**Short task**: In the listing below, find every line containing "sugar" and copy it out.

**Raw records**:
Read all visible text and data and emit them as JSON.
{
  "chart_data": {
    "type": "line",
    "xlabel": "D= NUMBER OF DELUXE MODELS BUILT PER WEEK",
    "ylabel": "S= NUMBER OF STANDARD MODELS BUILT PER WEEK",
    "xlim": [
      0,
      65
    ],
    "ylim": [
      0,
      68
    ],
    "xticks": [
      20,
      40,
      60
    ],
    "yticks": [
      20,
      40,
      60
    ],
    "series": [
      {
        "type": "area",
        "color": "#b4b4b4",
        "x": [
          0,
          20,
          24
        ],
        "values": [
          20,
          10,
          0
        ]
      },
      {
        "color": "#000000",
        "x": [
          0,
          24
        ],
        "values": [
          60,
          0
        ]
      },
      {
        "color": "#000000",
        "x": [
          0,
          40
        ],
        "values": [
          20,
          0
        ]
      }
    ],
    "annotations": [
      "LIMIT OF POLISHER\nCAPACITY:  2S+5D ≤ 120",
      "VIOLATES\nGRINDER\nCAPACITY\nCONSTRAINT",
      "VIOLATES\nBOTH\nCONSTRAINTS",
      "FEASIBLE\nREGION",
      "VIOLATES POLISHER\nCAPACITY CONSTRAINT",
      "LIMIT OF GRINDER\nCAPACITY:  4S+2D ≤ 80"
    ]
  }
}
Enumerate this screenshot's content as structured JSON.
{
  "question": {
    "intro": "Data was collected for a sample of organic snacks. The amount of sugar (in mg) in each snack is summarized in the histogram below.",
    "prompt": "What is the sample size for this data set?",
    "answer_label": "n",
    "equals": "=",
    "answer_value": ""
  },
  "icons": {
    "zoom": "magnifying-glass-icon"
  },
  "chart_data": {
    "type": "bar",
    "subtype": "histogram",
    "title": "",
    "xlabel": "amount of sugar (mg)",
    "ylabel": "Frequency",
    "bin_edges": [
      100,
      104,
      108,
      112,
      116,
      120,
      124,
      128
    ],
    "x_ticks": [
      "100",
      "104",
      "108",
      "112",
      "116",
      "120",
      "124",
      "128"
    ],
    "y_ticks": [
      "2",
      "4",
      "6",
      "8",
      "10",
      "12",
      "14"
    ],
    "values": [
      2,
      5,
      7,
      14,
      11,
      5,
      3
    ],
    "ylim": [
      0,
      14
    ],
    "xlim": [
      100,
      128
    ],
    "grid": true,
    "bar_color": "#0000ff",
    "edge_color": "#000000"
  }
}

**Worked solution**:
    "intro": "Data was collected for a sample of organic snacks. The amount of sugar (in mg) in each snack is summarized in the histogram below.",
    "xlabel": "amount of sugar (mg)",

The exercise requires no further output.